__Source extract__
SmackerNews

Fork() without exec() is dangerous in large programs

84 points · 101 comments · 9 years ago · zdw

evanjones.ca

caf9 years ago
In my opinion, it's libraries that secretly use threads under the covers (but still access state shared with the rest of the program like the malloc heap) that are what's dangerous.
rdtsc9 years ago
Yap. Erlang 19 (latest version) switched to using a smaller spawner executable and spawns all OS processes from there by forking. So it forks something restricted and small not the whole VM.
Here are the details of how it works:
https://github.com/erlang/otp/blob/a5256e5221aff30f6d2cc7fab...
They also claim a 3-5x speedup for launching external commands because of it. So there is a nice performance boost as well.
So basically can add 4th strategy -- fork once a small program at the start, then fork from there from then on.
qwertyuiop9249 years ago
In some programs, fork(2) is the right way to do concurrency. It's simple (API-wise), and it makes IPC explicit, as opposed to the implicit IPC of threads. clone isn't posix, so you can forget it, if you don't feel like being behind systemd in the "screw any system that isn't Linux" line.
In places where you need the speed, threads are useful, but they're harder to use than forks.
Annoyingly, threads and forks don't work well together. zzzcpan already talked about how to fork threaded code. As for the problem of libraries using threads, if a library you're using is using threads, and it's documented (it probably is), and you didn't know about it, I'll pencil that in as your fault.
Other comments in this thread have dismissed fork(2) as a bad job entirely, but I don't think I agree. It's an effective way to do simple multiprocessing, and it's a lot simpler than threads in many contexts.
kostyash9 years ago
It sounds like if you use threads and fork it might be a disaster. Its true, but the author blames only fork and skip the second part of the problem, threads. This is not fair, because fork is much older than POSIX threads. In fact, POSIX threads were poorly designed to use with fork.

__Items__

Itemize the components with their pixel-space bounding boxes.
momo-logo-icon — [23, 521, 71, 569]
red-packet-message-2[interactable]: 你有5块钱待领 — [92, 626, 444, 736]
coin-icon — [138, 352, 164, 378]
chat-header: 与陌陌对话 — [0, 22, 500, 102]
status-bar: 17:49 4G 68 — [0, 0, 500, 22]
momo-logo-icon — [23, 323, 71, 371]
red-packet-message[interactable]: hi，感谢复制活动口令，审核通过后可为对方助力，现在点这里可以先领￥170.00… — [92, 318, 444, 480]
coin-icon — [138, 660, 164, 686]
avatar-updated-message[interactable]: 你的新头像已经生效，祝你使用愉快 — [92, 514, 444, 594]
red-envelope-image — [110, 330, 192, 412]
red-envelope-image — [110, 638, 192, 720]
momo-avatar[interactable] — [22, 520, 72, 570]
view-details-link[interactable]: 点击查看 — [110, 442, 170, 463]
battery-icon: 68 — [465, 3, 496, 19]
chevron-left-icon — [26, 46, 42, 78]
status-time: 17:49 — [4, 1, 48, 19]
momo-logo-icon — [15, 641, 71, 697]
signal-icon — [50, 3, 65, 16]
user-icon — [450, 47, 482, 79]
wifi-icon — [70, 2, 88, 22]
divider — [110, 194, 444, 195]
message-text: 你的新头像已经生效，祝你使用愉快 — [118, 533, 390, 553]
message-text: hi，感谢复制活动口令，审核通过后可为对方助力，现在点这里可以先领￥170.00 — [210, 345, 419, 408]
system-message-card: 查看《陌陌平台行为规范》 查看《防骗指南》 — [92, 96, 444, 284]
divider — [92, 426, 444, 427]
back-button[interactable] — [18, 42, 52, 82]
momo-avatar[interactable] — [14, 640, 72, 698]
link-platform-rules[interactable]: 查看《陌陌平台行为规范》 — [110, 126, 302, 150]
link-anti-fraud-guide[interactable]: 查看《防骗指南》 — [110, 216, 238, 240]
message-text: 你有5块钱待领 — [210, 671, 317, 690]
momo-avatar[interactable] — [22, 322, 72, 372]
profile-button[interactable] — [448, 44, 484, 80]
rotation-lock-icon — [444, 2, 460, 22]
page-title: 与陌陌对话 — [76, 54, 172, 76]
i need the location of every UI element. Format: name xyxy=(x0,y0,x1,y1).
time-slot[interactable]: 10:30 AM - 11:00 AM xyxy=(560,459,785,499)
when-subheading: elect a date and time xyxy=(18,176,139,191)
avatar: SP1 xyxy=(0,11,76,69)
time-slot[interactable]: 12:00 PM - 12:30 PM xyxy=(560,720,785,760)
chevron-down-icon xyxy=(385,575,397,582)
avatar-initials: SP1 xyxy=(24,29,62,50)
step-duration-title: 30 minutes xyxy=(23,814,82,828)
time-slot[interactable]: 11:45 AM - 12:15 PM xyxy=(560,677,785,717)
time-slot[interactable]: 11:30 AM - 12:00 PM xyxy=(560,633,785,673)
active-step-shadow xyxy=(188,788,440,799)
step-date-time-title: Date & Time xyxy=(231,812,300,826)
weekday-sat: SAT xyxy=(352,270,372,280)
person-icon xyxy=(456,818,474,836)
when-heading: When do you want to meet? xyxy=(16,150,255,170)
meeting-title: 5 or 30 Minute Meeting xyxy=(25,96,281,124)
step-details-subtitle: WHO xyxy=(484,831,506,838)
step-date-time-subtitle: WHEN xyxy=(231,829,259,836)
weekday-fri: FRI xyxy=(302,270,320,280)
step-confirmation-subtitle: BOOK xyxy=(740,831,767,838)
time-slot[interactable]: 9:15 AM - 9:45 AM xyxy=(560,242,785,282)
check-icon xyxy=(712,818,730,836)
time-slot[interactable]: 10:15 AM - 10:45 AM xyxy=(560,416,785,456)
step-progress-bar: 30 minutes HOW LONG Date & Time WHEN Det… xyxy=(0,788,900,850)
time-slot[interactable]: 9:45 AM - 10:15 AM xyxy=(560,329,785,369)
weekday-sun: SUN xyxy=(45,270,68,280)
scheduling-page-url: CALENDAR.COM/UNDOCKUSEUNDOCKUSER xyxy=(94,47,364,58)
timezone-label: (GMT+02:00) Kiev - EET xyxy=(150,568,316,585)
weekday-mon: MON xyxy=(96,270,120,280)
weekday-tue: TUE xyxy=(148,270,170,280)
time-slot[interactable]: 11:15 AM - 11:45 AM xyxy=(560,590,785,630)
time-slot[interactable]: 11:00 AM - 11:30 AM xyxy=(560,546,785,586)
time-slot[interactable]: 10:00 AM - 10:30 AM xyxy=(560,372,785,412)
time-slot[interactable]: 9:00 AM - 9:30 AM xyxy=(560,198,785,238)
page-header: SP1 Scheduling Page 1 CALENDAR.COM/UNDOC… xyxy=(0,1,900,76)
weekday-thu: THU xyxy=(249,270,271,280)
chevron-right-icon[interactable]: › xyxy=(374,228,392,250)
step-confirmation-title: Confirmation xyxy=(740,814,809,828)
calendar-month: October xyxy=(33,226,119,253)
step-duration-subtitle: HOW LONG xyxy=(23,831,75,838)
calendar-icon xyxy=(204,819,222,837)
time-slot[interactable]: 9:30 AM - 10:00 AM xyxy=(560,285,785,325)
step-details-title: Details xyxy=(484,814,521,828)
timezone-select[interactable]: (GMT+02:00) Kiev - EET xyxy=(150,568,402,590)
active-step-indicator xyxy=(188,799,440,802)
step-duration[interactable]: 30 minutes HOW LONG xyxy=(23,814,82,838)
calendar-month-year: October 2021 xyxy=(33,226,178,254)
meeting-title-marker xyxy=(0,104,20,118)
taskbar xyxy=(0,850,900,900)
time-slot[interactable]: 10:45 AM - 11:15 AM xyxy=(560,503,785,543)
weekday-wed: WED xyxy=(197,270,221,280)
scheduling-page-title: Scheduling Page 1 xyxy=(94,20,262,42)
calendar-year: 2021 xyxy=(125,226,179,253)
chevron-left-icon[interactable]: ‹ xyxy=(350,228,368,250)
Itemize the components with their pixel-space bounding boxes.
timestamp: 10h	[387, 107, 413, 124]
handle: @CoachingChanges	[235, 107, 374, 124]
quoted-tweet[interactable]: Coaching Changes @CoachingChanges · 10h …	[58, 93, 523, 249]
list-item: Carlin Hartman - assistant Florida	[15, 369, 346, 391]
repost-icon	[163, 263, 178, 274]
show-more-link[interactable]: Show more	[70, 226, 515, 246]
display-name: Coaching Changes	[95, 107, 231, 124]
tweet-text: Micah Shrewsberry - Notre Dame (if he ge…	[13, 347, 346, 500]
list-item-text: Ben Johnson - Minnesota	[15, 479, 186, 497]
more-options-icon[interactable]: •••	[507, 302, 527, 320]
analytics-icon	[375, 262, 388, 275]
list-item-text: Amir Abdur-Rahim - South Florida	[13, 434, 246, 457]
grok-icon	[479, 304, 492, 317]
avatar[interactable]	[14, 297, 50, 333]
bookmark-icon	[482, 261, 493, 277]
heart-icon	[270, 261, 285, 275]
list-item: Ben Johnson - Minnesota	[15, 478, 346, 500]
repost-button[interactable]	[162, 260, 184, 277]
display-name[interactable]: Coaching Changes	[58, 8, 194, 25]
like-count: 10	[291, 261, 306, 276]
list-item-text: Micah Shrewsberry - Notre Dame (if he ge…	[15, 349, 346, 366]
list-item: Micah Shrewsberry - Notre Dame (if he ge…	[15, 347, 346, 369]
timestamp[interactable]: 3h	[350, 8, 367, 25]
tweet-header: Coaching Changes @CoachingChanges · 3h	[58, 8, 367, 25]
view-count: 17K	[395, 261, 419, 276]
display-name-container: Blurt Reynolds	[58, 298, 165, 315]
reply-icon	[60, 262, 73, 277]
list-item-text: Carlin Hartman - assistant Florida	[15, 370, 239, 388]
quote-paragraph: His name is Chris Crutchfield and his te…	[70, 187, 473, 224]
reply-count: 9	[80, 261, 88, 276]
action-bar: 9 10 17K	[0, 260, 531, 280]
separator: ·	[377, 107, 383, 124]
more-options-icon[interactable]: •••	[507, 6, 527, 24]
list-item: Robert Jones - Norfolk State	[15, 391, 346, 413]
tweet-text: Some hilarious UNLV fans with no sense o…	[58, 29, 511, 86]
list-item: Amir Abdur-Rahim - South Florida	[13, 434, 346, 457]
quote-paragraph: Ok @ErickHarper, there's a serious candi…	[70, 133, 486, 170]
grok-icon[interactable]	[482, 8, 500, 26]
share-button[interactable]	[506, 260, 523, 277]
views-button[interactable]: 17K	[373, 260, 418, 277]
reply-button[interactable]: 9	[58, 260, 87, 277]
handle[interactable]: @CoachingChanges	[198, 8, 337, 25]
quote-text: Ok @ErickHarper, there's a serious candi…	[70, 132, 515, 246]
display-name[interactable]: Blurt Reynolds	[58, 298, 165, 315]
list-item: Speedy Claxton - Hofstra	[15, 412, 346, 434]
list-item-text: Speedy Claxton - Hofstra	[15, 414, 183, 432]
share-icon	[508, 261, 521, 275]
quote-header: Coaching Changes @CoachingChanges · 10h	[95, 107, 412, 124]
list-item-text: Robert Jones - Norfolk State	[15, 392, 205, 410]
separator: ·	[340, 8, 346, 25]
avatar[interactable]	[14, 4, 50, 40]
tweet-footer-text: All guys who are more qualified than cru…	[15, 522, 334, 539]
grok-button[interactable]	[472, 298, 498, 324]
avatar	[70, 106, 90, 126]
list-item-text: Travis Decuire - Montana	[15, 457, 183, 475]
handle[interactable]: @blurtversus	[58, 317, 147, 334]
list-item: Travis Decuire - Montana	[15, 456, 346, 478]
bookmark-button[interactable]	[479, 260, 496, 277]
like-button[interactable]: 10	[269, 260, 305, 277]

__Challenge__
Starting at the line that contains "caf9 years ago", transcribe the fork() thread word for word, stopping after "boost as well.".

__Answer__
caf9 years ago
In my opinion, it's libraries that secretly use threads under the covers (but still access state shared with the rest of the program like the malloc heap) that are what's dangerous.
rdtsc9 years ago
Yap. Erlang 19 (latest version) switched to using a smaller spawner executable and spawns all OS processes from there by forking. So it forks something restricted and small not the whole VM.
Here are the details of how it works:
https://github.com/erlang/otp/blob/a5256e5221aff30f6d2cc7fab...
They also claim a 3-5x speedup for launching external commands because of it. So there is a nice performance boost as well.